**TASK DESCRIPTION**
Keep the images out and copy every entry below exactly.

(Data entries)
- - -

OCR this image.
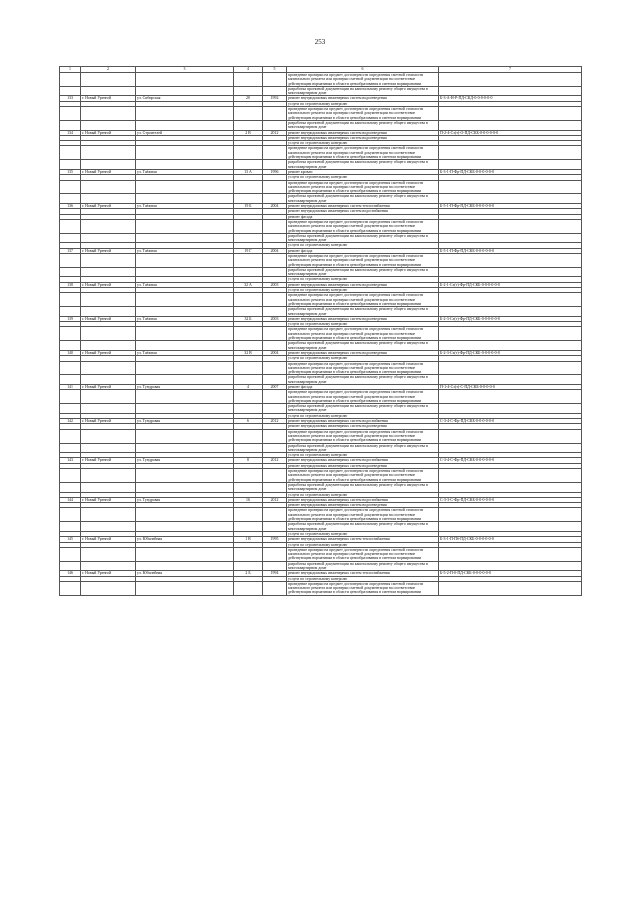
253
1	2	3	4	5	6	7
					проведение проверки на предмет достоверности определения сметной стоимости капитального ремонта или проверки сметной документации на соответствие действующим нормативам в области ценообразования в сметном нормировании	
					разработка проектной документации на капитальному ремонту общего имущества в многоквартирном доме	
133	г. Новый Уренгой	ул. Сибирская	20	1992	ремонт внутридомовых инженерных систем водоотведения	Б-3-А-Н-Р-ПД-СКД-0-0-0-0-0-0
					услуги по строительному контролю	
					проведение проверки на предмет достоверности определения сметной стоимости капитального ремонта или проверки сметной документации на соответствие действующим нормативам в области ценообразования в сметном нормировании	
					разработка проектной документации на капитальному ремонту общего имущества в многоквартирном доме	
134	г. Новый Уренгой	ул. Строителей	2 В	2012	ремонт внутридомовых инженерных систем водоотведения	П-2-4-Сэ(т)-О-ПД-СКБ-0-0-0-0-0-0
					ремонт внутридомовых инженерных систем водоотведения	
					услуги по строительному контролю	
					проведение проверки на предмет достоверности определения сметной стоимости капитального ремонта или проверки сметной документации на соответствие действующим нормативам в области ценообразования в сметном нормировании	
					разработка проектной документации на капитальному ремонту общего имущества в многоквартирном доме	
135	г. Новый Уренгой	ул. Таёжная	13 А	1996	ремонт кровли	Б-3-1-П-Фр-ПД-СКБ-0-0-0-0-0-0
					услуги по строительному контролю	
					проведение проверки на предмет достоверности определения сметной стоимости капитального ремонта или проверки сметной документации на соответствие действующим нормативам в области ценообразования в сметном нормировании	
					разработка проектной документации на капитальному ремонту общего имущества в многоквартирном доме	
136	г. Новый Уренгой	ул. Таёжная	19 Б	2004	ремонт внутридомовых инженерных систем теплоснабжения	Б-5-1-П-Фр-ПД-СКБ-0-0-0-0-0-0
					ремонт внутридомовых инженерных систем водоснабжения	
					ремонт фасада	
					проведение проверки на предмет достоверности определения сметной стоимости капитального ремонта или проверки сметной документации на соответствие действующим нормативам в области ценообразования в сметном нормировании	
					разработка проектной документации на капитальному ремонту общего имущества в многоквартирном доме	
					услуги по строительному контролю	
137	г. Новый Уренгой	ул. Таёжная	19 Г	2004	ремонт фасада	Б-5-1-П-Фр-ПД-СКБ-0-0-0-0-0-0
					проведение проверки на предмет достоверности определения сметной стоимости капитального ремонта или проверки сметной документации на соответствие действующим нормативам в области ценообразования в сметном нормировании	
					разработка проектной документации на капитальному ремонту общего имущества в многоквартирном доме	
					услуги по строительному контролю	
138	г. Новый Уренгой	ул. Таёжная	32 А	2003	ремонт внутридомовых инженерных систем водоотведения	Б-2-1-Сэ(т)-Фр-ПД-СКБ-0-0-0-0-0-0
					услуги по строительному контролю	
					проведение проверки на предмет достоверности определения сметной стоимости капитального ремонта или проверки сметной документации на соответствие действующим нормативам в области ценообразования в сметном нормировании	
					разработка проектной документации на капитальному ремонту общего имущества в многоквартирном доме	
139	г. Новый Уренгой	ул. Таёжная	32 Б	2003	ремонт внутридомовых инженерных систем водоотведения	Б-2-3-Сэ(т)-Фр-ПД-СКБ-0-0-0-0-0-0
					услуги по строительному контролю	
					проведение проверки на предмет достоверности определения сметной стоимости капитального ремонта или проверки сметной документации на соответствие действующим нормативам в области ценообразования в сметном нормировании	
					разработка проектной документации на капитальному ремонту общего имущества в многоквартирном доме	
140	г. Новый Уренгой	ул. Таёжная	32 В	2004	ремонт внутридомовых инженерных систем водоотведения	Б-2-3-Сэ(т)-Фр-ПД-СКБ-0-0-0-0-0-0
					услуги по строительному контролю	
					проведение проверки на предмет достоверности определения сметной стоимости капитального ремонта или проверки сметной документации на соответствие действующим нормативам в области ценообразования в сметном нормировании	
					разработка проектной документации на капитальному ремонту общего имущества в многоквартирном доме	
141	г. Новый Уренгой	ул. Тундровая	4	2007	ремонт фасада	П-1-4-Сэ(т)-С-ПД-СКБ-0-0-0-0-0
					проведение проверки на предмет достоверности определения сметной стоимости капитального ремонта или проверки сметной документации на соответствие действующим нормативам в области ценообразования в сметном нормировании	
					разработка проектной документации на капитальному ремонту общего имущества в многоквартирном доме	
					услуги по строительному контролю	
142	г. Новый Уренгой	ул. Тундровая	6	2012	ремонт внутридомовых инженерных систем водоснабжения	С-3-4-С-Фр-ПД-СКБ-0-0-0-0-0-0
					ремонт внутридомовых инженерных систем водоотведения	
					проведение проверки на предмет достоверности определения сметной стоимости капитального ремонта или проверки сметной документации на соответствие действующим нормативам в области ценообразования в сметном нормировании	
					разработка проектной документации на капитальному ремонту общего имущества в многоквартирном доме	
					услуги по строительному контролю	
143	г. Новый Уренгой	ул. Тундровая	8	2012	ремонт внутридомовых инженерных систем водоснабжения	С-3-4-С-Фр-ПД-СКБ-0-0-0-0-0-0
					ремонт внутридомовых инженерных систем водоотведения	
					проведение проверки на предмет достоверности определения сметной стоимости капитального ремонта или проверки сметной документации на соответствие действующим нормативам в области ценообразования в сметном нормировании	
					разработка проектной документации на капитальному ремонту общего имущества в многоквартирном доме	
					услуги по строительному контролю	
144	г. Новый Уренгой	ул. Тундровая	16	2012	ремонт внутридомовых инженерных систем водоснабжения	С-3-3-С-Фр-ПД-СКБ-0-0-0-0-0-0
					ремонт внутридомовых инженерных систем водоотведения	
					проведение проверки на предмет достоверности определения сметной стоимости капитального ремонта или проверки сметной документации на соответствие действующим нормативам в области ценообразования в сметном нормировании	
					разработка проектной документации на капитальному ремонту общего имущества в многоквартирном доме	
					услуги по строительному контролю	
145	г. Новый Уренгой	ул. Юбилейная	1 В	1995	ремонт внутридомовых инженерных систем теплоснабжения	Б-3-1-П-Пб-ПД-СКБ-0-0-0-0-0-0
					услуги по строительному контролю	
					проведение проверки на предмет достоверности определения сметной стоимости капитального ремонта или проверки сметной документации на соответствие действующим нормативам в области ценообразования в сметном нормировании	
					разработка проектной документации на капитальному ремонту общего имущества в многоквартирном доме	
146	г. Новый Уренгой	ул. Юбилейная	2 Б	1994	ремонт внутридомовых инженерных систем теплоснабжения	Б-5-2-П-0-ПД-СКБ-0-0-0-0-0-0
					услуги по строительному контролю	
					проведение проверки на предмет достоверности определения сметной стоимости капитального ремонта или проверки сметной документации на соответствие действующим нормативам в области ценообразования в сметном нормировании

- - -

**WRITTEN RESPONSE**
OCR this image.
253
1	2	3	4	5	6	7
					проведение проверки на предмет достоверности определения сметной стоимости капитального ремонта или проверки сметной документации на соответствие действующим нормативам в области ценообразования в сметном нормировании	
					разработка проектной документации на капитальному ремонту общего имущества в многоквартирном доме	
133	г. Новый Уренгой	ул. Сибирская	20	1992	ремонт внутридомовых инженерных систем водоотведения	Б-3-А-Н-Р-ПД-СКД-0-0-0-0-0-0
					услуги по строительному контролю	
					проведение проверки на предмет достоверности определения сметной стоимости капитального ремонта или проверки сметной документации на соответствие действующим нормативам в области ценообразования в сметном нормировании	
					разработка проектной документации на капитальному ремонту общего имущества в многоквартирном доме	
134	г. Новый Уренгой	ул. Строителей	2 В	2012	ремонт внутридомовых инженерных систем водоотведения	П-2-4-Сэ(т)-О-ПД-СКБ-0-0-0-0-0-0
					ремонт внутридомовых инженерных систем водоотведения	
					услуги по строительному контролю	
					проведение проверки на предмет достоверности определения сметной стоимости капитального ремонта или проверки сметной документации на соответствие действующим нормативам в области ценообразования в сметном нормировании	
					разработка проектной документации на капитальному ремонту общего имущества в многоквартирном доме	
135	г. Новый Уренгой	ул. Таёжная	13 А	1996	ремонт кровли	Б-3-1-П-Фр-ПД-СКБ-0-0-0-0-0-0
					услуги по строительному контролю	
					проведение проверки на предмет достоверности определения сметной стоимости капитального ремонта или проверки сметной документации на соответствие действующим нормативам в области ценообразования в сметном нормировании	
					разработка проектной документации на капитальному ремонту общего имущества в многоквартирном доме	
136	г. Новый Уренгой	ул. Таёжная	19 Б	2004	ремонт внутридомовых инженерных систем теплоснабжения	Б-5-1-П-Фр-ПД-СКБ-0-0-0-0-0-0
					ремонт внутридомовых инженерных систем водоснабжения	
					ремонт фасада	
					проведение проверки на предмет достоверности определения сметной стоимости капитального ремонта или проверки сметной документации на соответствие действующим нормативам в области ценообразования в сметном нормировании	
					разработка проектной документации на капитальному ремонту общего имущества в многоквартирном доме	
					услуги по строительному контролю	
137	г. Новый Уренгой	ул. Таёжная	19 Г	2004	ремонт фасада	Б-5-1-П-Фр-ПД-СКБ-0-0-0-0-0-0
					проведение проверки на предмет достоверности определения сметной стоимости капитального ремонта или проверки сметной документации на соответствие действующим нормативам в области ценообразования в сметном нормировании	
					разработка проектной документации на капитальному ремонту общего имущества в многоквартирном доме	
					услуги по строительному контролю	
138	г. Новый Уренгой	ул. Таёжная	32 А	2003	ремонт внутридомовых инженерных систем водоотведения	Б-2-1-Сэ(т)-Фр-ПД-СКБ-0-0-0-0-0-0
					услуги по строительному контролю	
					проведение проверки на предмет достоверности определения сметной стоимости капитального ремонта или проверки сметной документации на соответствие действующим нормативам в области ценообразования в сметном нормировании	
					разработка проектной документации на капитальному ремонту общего имущества в многоквартирном доме	
139	г. Новый Уренгой	ул. Таёжная	32 Б	2003	ремонт внутридомовых инженерных систем водоотведения	Б-2-3-Сэ(т)-Фр-ПД-СКБ-0-0-0-0-0-0
					услуги по строительному контролю	
					проведение проверки на предмет достоверности определения сметной стоимости капитального ремонта или проверки сметной документации на соответствие действующим нормативам в области ценообразования в сметном нормировании	
					разработка проектной документации на капитальному ремонту общего имущества в многоквартирном доме	
140	г. Новый Уренгой	ул. Таёжная	32 В	2004	ремонт внутридомовых инженерных систем водоотведения	Б-2-3-Сэ(т)-Фр-ПД-СКБ-0-0-0-0-0-0
					услуги по строительному контролю	
					проведение проверки на предмет достоверности определения сметной стоимости капитального ремонта или проверки сметной документации на соответствие действующим нормативам в области ценообразования в сметном нормировании	
					разработка проектной документации на капитальному ремонту общего имущества в многоквартирном доме	
141	г. Новый Уренгой	ул. Тундровая	4	2007	ремонт фасада	П-1-4-Сэ(т)-С-ПД-СКБ-0-0-0-0-0
					проведение проверки на предмет достоверности определения сметной стоимости капитального ремонта или проверки сметной документации на соответствие действующим нормативам в области ценообразования в сметном нормировании	
					разработка проектной документации на капитальному ремонту общего имущества в многоквартирном доме	
					услуги по строительному контролю	
142	г. Новый Уренгой	ул. Тундровая	6	2012	ремонт внутридомовых инженерных систем водоснабжения	С-3-4-С-Фр-ПД-СКБ-0-0-0-0-0-0
					ремонт внутридомовых инженерных систем водоотведения	
					проведение проверки на предмет достоверности определения сметной стоимости капитального ремонта или проверки сметной документации на соответствие действующим нормативам в области ценообразования в сметном нормировании	
					разработка проектной документации на капитальному ремонту общего имущества в многоквартирном доме	
					услуги по строительному контролю	
143	г. Новый Уренгой	ул. Тундровая	8	2012	ремонт внутридомовых инженерных систем водоснабжения	С-3-4-С-Фр-ПД-СКБ-0-0-0-0-0-0
					ремонт внутридомовых инженерных систем водоотведения	
					проведение проверки на предмет достоверности определения сметной стоимости капитального ремонта или проверки сметной документации на соответствие действующим нормативам в области ценообразования в сметном нормировании	
					разработка проектной документации на капитальному ремонту общего имущества в многоквартирном доме	
					услуги по строительному контролю	
144	г. Новый Уренгой	ул. Тундровая	16	2012	ремонт внутридомовых инженерных систем водоснабжения	С-3-3-С-Фр-ПД-СКБ-0-0-0-0-0-0
					ремонт внутридомовых инженерных систем водоотведения	
					проведение проверки на предмет достоверности определения сметной стоимости капитального ремонта или проверки сметной документации на соответствие действующим нормативам в области ценообразования в сметном нормировании	
					разработка проектной документации на капитальному ремонту общего имущества в многоквартирном доме	
					услуги по строительному контролю	
145	г. Новый Уренгой	ул. Юбилейная	1 В	1995	ремонт внутридомовых инженерных систем теплоснабжения	Б-3-1-П-Пб-ПД-СКБ-0-0-0-0-0-0
					услуги по строительному контролю	
					проведение проверки на предмет достоверности определения сметной стоимости капитального ремонта или проверки сметной документации на соответствие действующим нормативам в области ценообразования в сметном нормировании	
					разработка проектной документации на капитальному ремонту общего имущества в многоквартирном доме	
146	г. Новый Уренгой	ул. Юбилейная	2 Б	1994	ремонт внутридомовых инженерных систем теплоснабжения	Б-5-2-П-0-ПД-СКБ-0-0-0-0-0-0
					услуги по строительному контролю	
					проведение проверки на предмет достоверности определения сметной стоимости капитального ремонта или проверки сметной документации на соответствие действующим нормативам в области ценообразования в сметном нормировании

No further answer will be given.